Exercise objective: Gather each line in the entries that includes the string "icon".

Records shown:
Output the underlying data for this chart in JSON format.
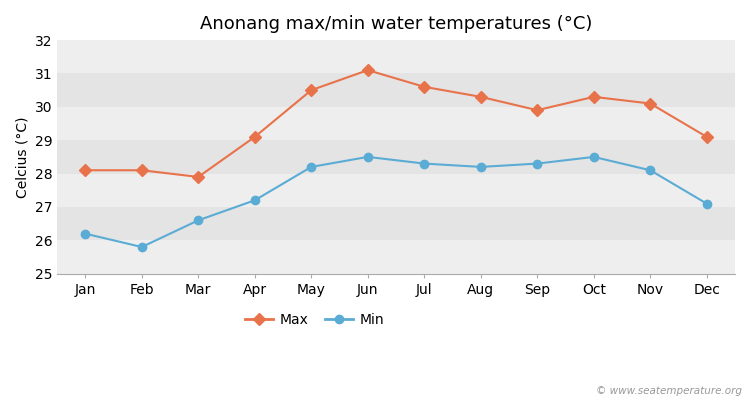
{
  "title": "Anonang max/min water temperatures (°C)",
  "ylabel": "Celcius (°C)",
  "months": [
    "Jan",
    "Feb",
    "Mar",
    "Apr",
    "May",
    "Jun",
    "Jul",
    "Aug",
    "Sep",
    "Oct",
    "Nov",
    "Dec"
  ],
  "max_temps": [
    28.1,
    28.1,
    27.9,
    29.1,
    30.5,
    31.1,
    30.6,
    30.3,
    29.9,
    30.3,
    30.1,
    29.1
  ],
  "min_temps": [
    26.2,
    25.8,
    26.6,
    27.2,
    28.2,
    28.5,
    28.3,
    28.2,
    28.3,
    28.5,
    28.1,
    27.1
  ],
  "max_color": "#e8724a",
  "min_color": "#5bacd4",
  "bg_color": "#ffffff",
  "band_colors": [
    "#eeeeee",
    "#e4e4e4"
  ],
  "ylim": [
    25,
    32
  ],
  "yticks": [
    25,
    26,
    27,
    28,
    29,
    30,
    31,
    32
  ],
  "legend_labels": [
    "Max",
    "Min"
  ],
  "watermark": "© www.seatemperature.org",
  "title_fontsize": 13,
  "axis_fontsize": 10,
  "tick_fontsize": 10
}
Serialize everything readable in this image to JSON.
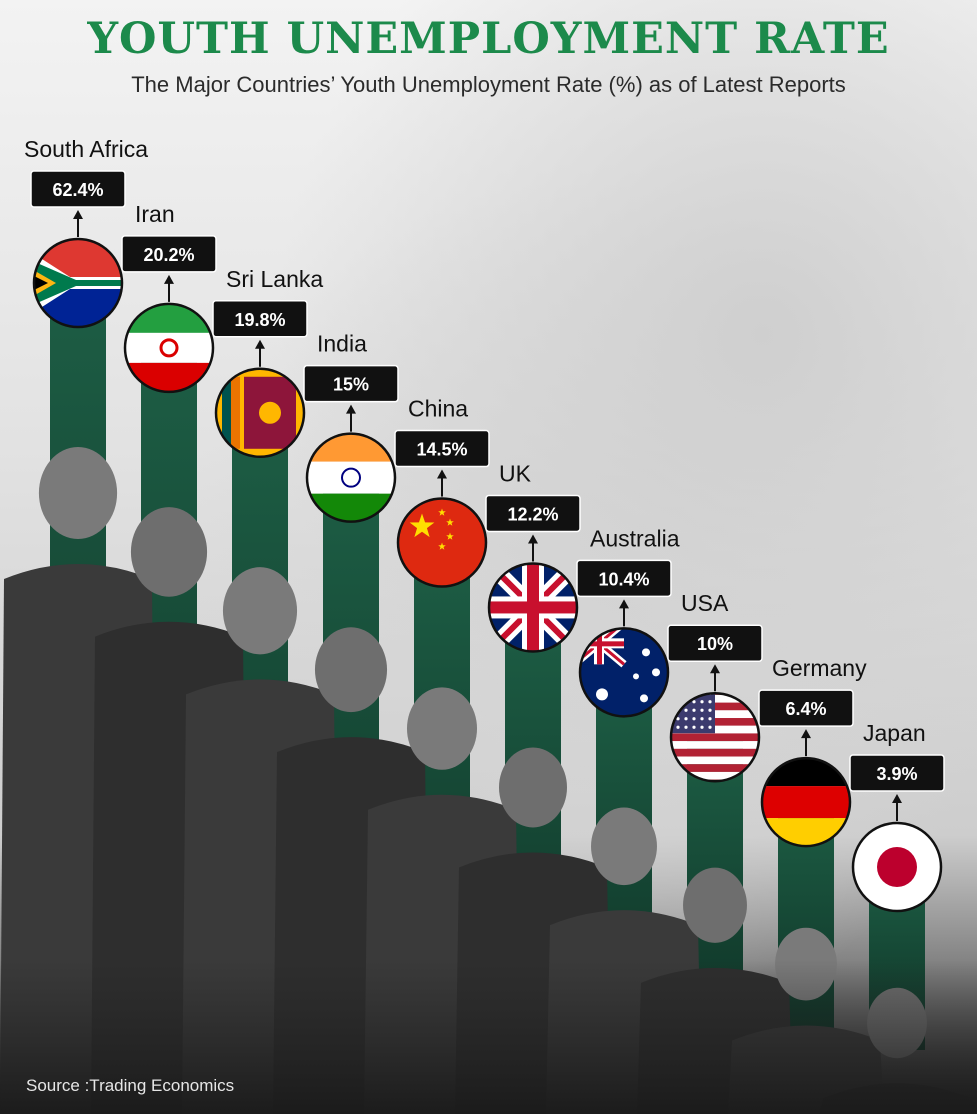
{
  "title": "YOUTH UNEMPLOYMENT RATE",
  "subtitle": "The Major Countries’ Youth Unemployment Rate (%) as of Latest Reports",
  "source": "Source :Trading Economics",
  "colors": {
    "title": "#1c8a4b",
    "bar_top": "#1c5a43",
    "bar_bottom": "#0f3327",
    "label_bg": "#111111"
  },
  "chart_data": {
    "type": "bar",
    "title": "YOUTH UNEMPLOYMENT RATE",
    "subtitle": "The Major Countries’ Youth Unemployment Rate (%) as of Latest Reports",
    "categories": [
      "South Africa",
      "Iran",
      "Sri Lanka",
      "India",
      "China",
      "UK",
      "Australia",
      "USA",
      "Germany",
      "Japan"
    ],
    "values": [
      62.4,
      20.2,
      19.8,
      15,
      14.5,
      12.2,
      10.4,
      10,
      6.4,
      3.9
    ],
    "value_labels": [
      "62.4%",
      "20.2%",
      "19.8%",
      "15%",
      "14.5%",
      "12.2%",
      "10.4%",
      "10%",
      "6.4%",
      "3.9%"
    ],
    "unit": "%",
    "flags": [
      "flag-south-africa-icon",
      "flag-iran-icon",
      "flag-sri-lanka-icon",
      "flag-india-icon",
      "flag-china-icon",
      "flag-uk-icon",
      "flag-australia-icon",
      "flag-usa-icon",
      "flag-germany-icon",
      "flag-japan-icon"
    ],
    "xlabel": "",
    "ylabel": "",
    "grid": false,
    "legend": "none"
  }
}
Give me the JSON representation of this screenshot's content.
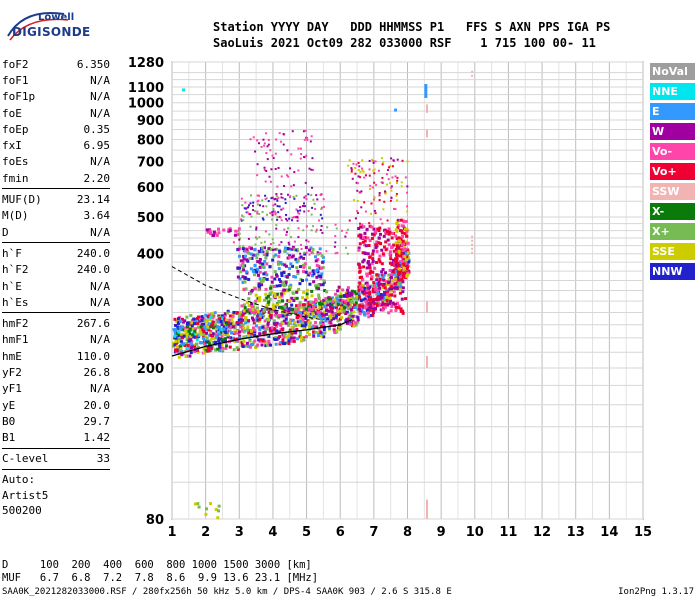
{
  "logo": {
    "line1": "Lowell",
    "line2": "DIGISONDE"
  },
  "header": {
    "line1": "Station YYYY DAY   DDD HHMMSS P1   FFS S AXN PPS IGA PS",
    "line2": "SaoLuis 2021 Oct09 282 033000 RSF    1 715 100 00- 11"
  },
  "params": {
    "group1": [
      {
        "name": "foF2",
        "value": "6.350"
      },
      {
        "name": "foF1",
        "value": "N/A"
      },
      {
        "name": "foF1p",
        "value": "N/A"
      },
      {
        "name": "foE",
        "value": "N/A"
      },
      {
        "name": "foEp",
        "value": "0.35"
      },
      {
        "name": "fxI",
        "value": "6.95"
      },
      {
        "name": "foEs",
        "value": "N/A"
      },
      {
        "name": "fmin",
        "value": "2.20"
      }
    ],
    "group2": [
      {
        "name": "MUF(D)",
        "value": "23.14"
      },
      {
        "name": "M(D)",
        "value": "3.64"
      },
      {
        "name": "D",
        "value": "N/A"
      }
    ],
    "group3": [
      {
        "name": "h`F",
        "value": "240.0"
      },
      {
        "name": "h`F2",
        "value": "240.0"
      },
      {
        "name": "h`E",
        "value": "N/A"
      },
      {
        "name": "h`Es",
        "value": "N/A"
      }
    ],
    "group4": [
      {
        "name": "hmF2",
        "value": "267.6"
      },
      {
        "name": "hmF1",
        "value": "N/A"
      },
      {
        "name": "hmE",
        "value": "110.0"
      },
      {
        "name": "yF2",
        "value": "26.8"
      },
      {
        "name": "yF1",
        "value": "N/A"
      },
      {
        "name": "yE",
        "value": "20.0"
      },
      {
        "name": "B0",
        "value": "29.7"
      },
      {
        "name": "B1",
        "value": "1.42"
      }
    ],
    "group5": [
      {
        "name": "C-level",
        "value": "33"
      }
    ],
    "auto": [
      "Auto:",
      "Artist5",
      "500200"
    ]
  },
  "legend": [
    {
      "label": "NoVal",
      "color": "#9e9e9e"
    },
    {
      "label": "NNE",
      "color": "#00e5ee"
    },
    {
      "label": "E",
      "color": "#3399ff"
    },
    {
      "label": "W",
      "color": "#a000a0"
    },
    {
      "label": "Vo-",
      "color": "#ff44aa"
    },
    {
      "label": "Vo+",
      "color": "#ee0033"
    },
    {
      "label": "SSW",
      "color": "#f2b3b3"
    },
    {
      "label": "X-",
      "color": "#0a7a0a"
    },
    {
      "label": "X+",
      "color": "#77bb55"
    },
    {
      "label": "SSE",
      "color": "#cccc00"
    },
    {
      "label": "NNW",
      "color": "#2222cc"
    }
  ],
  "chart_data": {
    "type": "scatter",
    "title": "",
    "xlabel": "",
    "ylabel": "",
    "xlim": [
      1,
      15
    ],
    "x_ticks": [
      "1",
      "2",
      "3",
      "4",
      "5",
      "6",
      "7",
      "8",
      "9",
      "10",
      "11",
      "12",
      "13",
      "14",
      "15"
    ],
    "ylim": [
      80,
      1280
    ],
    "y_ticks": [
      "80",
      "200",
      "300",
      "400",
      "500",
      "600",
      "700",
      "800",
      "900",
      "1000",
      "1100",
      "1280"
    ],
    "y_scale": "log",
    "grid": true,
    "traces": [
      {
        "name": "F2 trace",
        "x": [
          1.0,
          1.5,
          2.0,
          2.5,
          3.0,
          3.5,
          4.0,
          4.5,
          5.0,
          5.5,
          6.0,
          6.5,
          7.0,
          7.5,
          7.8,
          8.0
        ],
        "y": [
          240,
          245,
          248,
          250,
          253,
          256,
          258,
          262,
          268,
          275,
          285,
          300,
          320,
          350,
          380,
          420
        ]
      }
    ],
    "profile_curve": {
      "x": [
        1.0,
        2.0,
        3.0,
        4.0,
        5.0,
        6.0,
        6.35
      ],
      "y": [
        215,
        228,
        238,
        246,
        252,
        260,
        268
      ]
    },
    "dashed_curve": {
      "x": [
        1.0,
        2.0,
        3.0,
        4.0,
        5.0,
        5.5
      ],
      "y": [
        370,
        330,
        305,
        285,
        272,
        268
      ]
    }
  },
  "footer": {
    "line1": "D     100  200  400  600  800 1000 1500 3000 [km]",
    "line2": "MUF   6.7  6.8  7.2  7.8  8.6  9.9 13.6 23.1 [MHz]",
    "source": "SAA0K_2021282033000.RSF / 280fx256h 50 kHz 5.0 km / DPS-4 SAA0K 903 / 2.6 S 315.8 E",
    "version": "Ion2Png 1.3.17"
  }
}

==

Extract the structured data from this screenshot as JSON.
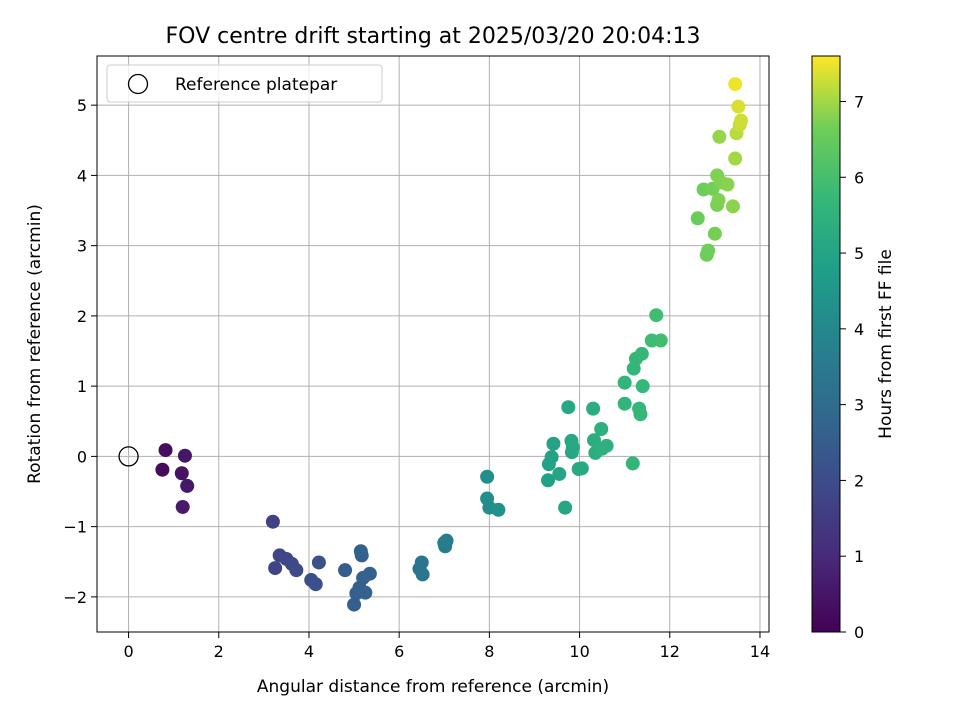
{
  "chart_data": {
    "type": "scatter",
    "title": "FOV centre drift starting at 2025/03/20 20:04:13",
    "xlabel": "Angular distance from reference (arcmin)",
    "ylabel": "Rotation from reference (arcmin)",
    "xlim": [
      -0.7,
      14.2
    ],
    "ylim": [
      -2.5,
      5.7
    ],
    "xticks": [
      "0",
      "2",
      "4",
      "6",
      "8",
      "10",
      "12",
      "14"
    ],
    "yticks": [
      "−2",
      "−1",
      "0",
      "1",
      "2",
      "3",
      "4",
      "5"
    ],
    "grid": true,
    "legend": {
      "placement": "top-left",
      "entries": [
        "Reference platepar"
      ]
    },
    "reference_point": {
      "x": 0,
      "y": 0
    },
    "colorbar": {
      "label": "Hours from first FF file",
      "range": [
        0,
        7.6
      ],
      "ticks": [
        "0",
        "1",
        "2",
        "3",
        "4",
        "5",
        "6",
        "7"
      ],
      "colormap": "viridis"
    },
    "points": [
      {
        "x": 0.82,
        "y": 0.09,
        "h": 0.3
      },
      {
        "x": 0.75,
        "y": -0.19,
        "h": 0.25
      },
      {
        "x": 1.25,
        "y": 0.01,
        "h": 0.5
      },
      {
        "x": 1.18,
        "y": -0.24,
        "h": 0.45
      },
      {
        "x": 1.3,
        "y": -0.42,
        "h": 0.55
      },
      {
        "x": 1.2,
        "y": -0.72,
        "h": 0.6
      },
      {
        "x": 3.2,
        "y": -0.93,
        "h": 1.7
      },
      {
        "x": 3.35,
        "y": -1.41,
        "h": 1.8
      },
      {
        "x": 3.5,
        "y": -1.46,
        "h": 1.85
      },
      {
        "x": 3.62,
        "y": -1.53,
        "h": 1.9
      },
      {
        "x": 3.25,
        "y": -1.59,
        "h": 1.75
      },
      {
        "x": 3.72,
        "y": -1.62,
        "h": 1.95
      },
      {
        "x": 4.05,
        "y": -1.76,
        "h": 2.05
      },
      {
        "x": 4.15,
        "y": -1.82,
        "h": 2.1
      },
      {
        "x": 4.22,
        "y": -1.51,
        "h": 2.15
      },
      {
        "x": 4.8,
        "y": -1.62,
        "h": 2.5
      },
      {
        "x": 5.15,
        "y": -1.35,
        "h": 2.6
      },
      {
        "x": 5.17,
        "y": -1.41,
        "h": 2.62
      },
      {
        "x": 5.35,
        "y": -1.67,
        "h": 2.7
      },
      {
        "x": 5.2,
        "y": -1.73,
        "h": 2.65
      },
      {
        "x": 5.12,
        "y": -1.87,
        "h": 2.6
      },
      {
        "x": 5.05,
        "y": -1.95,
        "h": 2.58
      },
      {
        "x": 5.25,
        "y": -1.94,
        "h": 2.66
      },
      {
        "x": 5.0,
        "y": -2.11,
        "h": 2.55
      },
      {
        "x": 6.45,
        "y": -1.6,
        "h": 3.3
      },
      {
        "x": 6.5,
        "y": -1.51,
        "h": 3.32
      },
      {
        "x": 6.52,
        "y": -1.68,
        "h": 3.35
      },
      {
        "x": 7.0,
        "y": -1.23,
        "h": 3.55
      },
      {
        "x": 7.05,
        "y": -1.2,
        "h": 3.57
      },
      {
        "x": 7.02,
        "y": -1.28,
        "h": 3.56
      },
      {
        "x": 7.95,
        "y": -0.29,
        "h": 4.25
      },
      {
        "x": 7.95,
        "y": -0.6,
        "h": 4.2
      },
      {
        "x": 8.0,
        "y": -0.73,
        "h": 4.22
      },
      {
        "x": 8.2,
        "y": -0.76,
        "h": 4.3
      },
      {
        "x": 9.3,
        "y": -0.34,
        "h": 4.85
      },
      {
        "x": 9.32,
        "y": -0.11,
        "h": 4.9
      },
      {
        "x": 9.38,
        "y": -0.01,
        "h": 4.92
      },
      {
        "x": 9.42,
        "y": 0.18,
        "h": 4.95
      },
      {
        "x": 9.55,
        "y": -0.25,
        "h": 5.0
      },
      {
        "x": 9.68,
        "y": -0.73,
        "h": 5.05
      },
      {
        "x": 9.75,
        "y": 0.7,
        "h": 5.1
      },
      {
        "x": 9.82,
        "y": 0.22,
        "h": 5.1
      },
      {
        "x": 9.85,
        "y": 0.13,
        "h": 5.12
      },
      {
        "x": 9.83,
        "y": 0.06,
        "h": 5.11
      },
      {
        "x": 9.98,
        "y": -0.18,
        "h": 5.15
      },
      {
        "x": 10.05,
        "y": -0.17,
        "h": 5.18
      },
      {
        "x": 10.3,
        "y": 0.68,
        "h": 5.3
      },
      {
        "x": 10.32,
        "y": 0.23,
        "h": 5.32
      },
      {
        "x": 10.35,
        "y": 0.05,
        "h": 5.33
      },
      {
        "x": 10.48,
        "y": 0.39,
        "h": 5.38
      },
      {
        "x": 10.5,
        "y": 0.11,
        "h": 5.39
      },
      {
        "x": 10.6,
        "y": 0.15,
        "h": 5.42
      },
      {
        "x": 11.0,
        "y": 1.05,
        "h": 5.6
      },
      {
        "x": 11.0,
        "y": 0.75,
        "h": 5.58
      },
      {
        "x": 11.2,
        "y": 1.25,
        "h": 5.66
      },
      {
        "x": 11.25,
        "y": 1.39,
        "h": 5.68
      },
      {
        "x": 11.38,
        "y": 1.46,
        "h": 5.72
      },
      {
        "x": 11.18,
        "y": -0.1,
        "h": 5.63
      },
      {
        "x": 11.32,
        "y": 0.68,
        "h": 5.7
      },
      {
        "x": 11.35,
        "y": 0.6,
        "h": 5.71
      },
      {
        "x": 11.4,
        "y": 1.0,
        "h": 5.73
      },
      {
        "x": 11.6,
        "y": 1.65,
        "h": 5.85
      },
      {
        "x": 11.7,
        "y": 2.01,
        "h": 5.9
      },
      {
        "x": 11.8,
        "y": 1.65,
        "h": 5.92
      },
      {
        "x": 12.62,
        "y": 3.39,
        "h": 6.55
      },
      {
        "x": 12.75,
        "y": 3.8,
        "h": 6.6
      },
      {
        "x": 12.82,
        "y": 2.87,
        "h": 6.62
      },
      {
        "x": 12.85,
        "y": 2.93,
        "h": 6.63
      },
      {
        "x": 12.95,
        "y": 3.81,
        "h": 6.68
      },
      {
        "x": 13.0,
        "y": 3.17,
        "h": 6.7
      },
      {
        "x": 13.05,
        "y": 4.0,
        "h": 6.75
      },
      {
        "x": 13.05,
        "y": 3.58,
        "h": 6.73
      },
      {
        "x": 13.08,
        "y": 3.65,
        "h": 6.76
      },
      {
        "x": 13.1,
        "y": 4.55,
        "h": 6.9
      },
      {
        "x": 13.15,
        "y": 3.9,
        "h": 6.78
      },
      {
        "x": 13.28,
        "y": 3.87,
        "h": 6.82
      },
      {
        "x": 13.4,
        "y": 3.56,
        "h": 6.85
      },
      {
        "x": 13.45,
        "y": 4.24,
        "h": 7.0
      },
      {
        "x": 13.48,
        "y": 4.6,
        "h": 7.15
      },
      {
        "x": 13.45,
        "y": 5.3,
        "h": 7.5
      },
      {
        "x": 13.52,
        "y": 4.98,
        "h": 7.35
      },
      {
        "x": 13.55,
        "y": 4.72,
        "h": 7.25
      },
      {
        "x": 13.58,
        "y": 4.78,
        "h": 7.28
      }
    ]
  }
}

Response:
      "flag-south-africa-icon",
      "flag-iran-icon",
      "flag-sri-lanka-icon",
      "flag-india-icon",
      "flag-china-icon",
      "flag-uk-icon",
      "flag-australia-icon",
      "flag-usa-icon",
      "flag-germany-icon",
      "flag-japan-icon"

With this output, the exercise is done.